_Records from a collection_
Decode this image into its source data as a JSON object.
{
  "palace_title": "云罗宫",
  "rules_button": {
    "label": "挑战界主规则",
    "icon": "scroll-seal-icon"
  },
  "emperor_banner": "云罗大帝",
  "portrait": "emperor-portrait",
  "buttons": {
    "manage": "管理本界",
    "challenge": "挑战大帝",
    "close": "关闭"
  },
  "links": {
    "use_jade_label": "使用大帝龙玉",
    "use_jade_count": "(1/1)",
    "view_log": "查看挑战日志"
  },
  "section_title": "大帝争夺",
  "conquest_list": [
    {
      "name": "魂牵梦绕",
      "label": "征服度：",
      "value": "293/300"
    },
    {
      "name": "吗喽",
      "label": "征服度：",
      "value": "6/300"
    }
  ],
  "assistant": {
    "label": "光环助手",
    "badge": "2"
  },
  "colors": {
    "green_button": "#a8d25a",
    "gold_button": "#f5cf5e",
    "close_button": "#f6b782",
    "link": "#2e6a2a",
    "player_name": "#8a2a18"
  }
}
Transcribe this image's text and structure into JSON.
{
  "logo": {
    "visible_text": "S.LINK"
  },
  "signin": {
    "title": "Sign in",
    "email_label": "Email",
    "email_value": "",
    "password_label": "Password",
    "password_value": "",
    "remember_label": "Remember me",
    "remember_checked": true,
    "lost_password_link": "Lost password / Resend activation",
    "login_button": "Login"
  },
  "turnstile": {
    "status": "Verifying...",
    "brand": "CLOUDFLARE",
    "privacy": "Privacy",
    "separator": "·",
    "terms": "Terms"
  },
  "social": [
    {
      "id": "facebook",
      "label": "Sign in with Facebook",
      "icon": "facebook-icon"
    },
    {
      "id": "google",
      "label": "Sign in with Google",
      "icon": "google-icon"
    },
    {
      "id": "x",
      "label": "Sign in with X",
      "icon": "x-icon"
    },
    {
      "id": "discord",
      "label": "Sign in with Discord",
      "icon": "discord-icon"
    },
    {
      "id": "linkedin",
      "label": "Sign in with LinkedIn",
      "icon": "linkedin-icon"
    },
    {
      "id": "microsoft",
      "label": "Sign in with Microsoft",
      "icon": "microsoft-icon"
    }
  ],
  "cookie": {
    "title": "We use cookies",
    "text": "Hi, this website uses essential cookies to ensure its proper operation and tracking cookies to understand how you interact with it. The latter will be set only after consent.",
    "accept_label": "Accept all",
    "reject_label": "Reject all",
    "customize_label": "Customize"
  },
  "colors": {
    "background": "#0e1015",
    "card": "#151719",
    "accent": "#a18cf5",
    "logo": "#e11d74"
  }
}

_Requirement_
Give back the data above exactly as it appears.

_Answer to this problem_
Decode this image into its source data as a JSON object.
{
  "palace_title": "云罗宫",
  "rules_button": {
    "label": "挑战界主规则",
    "icon": "scroll-seal-icon"
  },
  "emperor_banner": "云罗大帝",
  "portrait": "emperor-portrait",
  "buttons": {
    "manage": "管理本界",
    "challenge": "挑战大帝",
    "close": "关闭"
  },
  "links": {
    "use_jade_label": "使用大帝龙玉",
    "use_jade_count": "(1/1)",
    "view_log": "查看挑战日志"
  },
  "section_title": "大帝争夺",
  "conquest_list": [
    {
      "name": "魂牵梦绕",
      "label": "征服度：",
      "value": "293/300"
    },
    {
      "name": "吗喽",
      "label": "征服度：",
      "value": "6/300"
    }
  ],
  "assistant": {
    "label": "光环助手",
    "badge": "2"
  },
  "colors": {
    "green_button": "#a8d25a",
    "gold_button": "#f5cf5e",
    "close_button": "#f6b782",
    "link": "#2e6a2a",
    "player_name": "#8a2a18"
  }
}
Transcribe this image's text and structure into JSON.
{
  "logo": {
    "visible_text": "S.LINK"
  },
  "signin": {
    "title": "Sign in",
    "email_label": "Email",
    "email_value": "",
    "password_label": "Password",
    "password_value": "",
    "remember_label": "Remember me",
    "remember_checked": true,
    "lost_password_link": "Lost password / Resend activation",
    "login_button": "Login"
  },
  "turnstile": {
    "status": "Verifying...",
    "brand": "CLOUDFLARE",
    "privacy": "Privacy",
    "separator": "·",
    "terms": "Terms"
  },
  "social": [
    {
      "id": "facebook",
      "label": "Sign in with Facebook",
      "icon": "facebook-icon"
    },
    {
      "id": "google",
      "label": "Sign in with Google",
      "icon": "google-icon"
    },
    {
      "id": "x",
      "label": "Sign in with X",
      "icon": "x-icon"
    },
    {
      "id": "discord",
      "label": "Sign in with Discord",
      "icon": "discord-icon"
    },
    {
      "id": "linkedin",
      "label": "Sign in with LinkedIn",
      "icon": "linkedin-icon"
    },
    {
      "id": "microsoft",
      "label": "Sign in with Microsoft",
      "icon": "microsoft-icon"
    }
  ],
  "cookie": {
    "title": "We use cookies",
    "text": "Hi, this website uses essential cookies to ensure its proper operation and tracking cookies to understand how you interact with it. The latter will be set only after consent.",
    "accept_label": "Accept all",
    "reject_label": "Reject all",
    "customize_label": "Customize"
  },
  "colors": {
    "background": "#0e1015",
    "card": "#151719",
    "accent": "#a18cf5",
    "logo": "#e11d74"
  }
}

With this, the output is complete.